_DATASET CONTENT_
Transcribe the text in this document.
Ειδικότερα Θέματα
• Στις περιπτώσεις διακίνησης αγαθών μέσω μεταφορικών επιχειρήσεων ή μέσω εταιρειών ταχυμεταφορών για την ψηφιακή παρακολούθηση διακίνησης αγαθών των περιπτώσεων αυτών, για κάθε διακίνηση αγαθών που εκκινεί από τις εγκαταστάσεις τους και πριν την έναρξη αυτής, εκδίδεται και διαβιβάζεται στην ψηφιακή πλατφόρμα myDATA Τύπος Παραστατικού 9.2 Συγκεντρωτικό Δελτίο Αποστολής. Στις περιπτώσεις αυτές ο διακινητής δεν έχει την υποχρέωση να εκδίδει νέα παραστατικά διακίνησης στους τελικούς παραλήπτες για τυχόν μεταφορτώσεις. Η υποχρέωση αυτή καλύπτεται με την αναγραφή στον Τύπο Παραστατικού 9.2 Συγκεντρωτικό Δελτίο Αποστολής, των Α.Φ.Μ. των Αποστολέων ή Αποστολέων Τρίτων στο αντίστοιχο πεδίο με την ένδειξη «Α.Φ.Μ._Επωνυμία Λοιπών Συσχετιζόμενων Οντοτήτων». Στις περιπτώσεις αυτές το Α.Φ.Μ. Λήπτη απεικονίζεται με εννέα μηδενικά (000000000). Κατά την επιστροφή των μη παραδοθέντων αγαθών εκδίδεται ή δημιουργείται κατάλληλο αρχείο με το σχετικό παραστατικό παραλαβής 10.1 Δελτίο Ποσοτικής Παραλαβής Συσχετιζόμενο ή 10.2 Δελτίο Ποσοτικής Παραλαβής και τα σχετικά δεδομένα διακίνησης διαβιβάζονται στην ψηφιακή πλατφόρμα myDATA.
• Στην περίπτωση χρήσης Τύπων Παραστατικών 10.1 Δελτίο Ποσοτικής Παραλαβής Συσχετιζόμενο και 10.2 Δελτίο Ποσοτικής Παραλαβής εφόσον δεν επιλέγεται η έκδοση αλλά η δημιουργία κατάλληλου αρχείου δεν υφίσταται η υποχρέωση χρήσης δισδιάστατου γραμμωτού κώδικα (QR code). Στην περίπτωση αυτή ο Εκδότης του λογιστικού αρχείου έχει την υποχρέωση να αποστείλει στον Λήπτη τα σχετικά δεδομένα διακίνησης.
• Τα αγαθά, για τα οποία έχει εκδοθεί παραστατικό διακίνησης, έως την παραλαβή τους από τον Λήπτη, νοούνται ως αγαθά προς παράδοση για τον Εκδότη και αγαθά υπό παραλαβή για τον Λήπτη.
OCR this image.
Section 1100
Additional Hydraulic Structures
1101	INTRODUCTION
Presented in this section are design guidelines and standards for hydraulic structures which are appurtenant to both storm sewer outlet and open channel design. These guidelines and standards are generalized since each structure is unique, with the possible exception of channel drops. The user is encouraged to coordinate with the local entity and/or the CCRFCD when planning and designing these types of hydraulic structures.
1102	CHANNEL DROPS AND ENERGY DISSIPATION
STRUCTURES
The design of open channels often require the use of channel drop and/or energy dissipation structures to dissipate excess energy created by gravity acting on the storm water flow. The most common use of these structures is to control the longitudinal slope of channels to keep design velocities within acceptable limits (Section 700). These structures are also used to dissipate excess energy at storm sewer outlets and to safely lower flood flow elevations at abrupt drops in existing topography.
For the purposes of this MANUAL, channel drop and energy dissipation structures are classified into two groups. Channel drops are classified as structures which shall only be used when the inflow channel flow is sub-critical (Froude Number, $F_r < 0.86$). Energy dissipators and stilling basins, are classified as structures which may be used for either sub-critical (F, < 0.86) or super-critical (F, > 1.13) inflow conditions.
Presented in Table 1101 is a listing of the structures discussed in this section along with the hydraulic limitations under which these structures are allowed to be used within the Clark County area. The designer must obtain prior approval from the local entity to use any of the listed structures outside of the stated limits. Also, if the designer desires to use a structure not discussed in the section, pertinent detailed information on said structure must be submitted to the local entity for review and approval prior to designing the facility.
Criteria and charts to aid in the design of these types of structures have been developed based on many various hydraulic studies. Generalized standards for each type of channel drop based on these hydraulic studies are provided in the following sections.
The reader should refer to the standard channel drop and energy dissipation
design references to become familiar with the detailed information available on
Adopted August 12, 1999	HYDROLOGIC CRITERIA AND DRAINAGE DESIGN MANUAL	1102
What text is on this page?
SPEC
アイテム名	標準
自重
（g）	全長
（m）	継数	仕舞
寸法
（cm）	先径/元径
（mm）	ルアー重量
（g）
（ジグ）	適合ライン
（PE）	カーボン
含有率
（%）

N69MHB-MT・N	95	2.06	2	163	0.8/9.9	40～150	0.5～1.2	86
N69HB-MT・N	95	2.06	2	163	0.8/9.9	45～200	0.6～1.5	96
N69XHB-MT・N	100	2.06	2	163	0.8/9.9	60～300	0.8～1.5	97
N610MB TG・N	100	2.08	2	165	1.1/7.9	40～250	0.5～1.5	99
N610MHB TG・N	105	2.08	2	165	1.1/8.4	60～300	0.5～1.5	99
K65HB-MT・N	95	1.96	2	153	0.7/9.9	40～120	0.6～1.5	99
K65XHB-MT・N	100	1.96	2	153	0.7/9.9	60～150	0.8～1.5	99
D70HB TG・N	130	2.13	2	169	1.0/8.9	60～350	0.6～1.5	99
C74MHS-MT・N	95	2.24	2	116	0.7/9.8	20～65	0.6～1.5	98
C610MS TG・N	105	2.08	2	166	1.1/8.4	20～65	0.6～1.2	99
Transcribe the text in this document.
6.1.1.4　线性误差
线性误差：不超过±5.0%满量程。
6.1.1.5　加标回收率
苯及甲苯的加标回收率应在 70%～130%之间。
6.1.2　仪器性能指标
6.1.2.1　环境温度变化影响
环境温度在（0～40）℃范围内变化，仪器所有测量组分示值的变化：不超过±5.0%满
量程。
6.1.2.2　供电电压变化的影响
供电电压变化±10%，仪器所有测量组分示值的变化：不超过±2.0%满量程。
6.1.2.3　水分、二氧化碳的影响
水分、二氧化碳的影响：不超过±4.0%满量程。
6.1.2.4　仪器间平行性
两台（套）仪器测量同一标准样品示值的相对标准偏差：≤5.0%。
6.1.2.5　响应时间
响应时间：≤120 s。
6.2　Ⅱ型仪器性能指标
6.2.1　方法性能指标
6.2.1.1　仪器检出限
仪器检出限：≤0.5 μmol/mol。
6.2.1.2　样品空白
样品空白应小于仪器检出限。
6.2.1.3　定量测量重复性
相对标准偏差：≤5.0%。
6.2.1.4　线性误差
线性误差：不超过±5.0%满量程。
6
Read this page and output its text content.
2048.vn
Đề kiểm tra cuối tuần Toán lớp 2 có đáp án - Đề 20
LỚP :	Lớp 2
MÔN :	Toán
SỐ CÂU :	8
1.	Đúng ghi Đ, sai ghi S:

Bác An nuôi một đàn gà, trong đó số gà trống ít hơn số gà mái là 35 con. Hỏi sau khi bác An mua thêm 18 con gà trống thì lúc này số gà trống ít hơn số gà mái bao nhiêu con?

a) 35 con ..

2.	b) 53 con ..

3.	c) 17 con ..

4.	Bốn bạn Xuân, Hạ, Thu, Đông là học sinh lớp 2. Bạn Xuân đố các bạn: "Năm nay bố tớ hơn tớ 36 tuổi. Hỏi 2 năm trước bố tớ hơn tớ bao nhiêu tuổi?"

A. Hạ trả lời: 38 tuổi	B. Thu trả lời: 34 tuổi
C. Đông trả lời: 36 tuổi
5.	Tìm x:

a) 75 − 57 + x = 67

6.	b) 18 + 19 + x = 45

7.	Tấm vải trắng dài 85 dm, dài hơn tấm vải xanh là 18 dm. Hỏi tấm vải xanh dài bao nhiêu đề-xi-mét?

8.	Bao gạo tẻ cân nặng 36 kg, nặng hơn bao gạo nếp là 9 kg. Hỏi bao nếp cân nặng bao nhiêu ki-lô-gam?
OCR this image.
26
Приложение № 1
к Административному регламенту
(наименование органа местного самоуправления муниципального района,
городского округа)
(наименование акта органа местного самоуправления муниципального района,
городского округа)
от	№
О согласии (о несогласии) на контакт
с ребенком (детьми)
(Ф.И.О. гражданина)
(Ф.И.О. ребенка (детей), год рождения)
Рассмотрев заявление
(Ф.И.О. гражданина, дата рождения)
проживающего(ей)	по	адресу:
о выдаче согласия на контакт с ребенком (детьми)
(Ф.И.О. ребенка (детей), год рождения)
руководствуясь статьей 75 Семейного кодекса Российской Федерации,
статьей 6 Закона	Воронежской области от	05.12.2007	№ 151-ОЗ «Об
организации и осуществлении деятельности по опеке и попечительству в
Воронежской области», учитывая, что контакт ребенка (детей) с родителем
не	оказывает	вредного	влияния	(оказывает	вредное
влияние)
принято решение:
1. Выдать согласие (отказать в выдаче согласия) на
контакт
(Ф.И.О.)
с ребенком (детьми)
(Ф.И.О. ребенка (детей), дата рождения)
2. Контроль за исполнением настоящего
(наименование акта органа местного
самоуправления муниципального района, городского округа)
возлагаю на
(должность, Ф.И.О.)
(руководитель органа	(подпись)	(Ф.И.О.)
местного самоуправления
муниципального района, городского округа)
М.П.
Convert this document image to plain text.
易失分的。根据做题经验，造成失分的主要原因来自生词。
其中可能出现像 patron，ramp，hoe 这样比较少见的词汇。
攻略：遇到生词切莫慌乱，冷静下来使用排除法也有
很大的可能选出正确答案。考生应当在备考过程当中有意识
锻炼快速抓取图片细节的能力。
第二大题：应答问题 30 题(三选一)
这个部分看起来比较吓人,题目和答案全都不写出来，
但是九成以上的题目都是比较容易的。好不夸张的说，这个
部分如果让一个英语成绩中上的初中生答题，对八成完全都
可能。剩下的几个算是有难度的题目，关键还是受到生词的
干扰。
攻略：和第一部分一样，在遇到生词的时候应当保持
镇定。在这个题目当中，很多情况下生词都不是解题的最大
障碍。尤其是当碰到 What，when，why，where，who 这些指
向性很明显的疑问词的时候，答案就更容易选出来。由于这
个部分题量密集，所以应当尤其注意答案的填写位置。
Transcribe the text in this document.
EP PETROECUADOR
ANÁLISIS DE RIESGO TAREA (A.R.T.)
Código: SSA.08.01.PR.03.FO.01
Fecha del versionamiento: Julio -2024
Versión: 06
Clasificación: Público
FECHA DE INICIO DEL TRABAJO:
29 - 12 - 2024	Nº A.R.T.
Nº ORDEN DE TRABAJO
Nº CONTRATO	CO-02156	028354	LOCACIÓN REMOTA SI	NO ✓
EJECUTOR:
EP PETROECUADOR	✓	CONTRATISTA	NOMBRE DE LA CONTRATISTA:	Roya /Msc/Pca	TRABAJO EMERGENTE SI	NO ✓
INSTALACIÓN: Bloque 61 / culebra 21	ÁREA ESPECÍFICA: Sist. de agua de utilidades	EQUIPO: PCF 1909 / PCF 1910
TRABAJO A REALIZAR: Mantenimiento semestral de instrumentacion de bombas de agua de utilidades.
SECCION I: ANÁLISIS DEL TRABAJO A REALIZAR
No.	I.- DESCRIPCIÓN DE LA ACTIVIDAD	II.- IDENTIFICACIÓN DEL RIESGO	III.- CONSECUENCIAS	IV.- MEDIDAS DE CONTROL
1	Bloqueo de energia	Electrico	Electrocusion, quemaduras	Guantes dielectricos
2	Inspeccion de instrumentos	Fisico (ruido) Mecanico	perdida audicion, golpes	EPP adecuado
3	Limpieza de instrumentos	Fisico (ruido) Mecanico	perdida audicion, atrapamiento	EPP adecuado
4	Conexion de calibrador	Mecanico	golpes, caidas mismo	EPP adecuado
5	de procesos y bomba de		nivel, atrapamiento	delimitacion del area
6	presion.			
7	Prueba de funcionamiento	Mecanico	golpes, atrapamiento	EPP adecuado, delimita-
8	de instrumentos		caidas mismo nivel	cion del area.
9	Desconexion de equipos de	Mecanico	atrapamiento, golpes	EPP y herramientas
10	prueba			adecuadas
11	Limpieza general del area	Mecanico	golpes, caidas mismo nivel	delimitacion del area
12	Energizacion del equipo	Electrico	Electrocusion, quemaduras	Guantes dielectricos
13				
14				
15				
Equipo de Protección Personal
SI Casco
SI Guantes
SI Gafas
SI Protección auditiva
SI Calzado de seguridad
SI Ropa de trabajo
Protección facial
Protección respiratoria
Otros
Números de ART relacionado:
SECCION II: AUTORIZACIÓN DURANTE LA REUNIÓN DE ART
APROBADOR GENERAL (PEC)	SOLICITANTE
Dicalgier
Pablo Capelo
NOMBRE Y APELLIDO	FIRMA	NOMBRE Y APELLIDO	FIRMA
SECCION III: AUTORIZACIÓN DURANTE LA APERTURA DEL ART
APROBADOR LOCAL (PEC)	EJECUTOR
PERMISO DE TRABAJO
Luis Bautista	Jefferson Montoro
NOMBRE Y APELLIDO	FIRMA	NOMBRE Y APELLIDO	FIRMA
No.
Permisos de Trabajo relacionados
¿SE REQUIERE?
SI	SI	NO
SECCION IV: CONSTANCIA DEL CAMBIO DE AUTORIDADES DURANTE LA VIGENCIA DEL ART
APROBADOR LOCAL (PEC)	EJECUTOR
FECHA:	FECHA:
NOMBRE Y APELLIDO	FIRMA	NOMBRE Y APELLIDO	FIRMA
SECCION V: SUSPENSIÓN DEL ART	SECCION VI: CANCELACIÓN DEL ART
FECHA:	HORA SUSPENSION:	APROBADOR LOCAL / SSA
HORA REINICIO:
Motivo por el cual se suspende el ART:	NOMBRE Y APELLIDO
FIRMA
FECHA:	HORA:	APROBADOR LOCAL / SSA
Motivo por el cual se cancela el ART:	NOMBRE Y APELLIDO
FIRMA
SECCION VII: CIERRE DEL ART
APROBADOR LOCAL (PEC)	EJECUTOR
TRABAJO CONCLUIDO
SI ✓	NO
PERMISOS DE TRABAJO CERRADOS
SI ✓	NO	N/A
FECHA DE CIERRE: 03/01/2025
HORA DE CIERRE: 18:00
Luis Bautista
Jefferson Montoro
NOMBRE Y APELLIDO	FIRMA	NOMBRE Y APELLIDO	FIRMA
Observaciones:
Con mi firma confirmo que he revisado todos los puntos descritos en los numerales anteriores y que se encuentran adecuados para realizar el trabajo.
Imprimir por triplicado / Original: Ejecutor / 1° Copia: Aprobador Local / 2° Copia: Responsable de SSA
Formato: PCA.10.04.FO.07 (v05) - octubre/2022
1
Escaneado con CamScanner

_WHAT YOU SHOULD DO_
Take every line from the data above that holds "which" and copy it out.

_OUTPUT OF THE TASK_
Presented in this section are design guidelines and standards for hydraulic structures which are appurtenant to both storm sewer outlet and open channel design. These guidelines and standards are generalized since each structure is unique, with the possible exception of channel drops. The user is encouraged to coordinate with the local entity and/or the CCRFCD when planning and designing these types of hydraulic structures.
For the purposes of this MANUAL, channel drop and energy dissipation structures are classified into two groups. Channel drops are classified as structures which shall only be used when the inflow channel flow is sub-critical (Froude Number, $F_r < 0.86$). Energy dissipators and stilling basins, are classified as structures which may be used for either sub-critical (F, < 0.86) or super-critical (F, > 1.13) inflow conditions.
Presented in Table 1101 is a listing of the structures discussed in this section along with the hydraulic limitations under which these structures are allowed to be used within the Clark County area. The designer must obtain prior approval from the local entity to use any of the listed structures outside of the stated limits. Also, if the designer desires to use a structure not discussed in the section, pertinent detailed information on said structure must be submitted to the local entity for review and approval prior to designing the facility.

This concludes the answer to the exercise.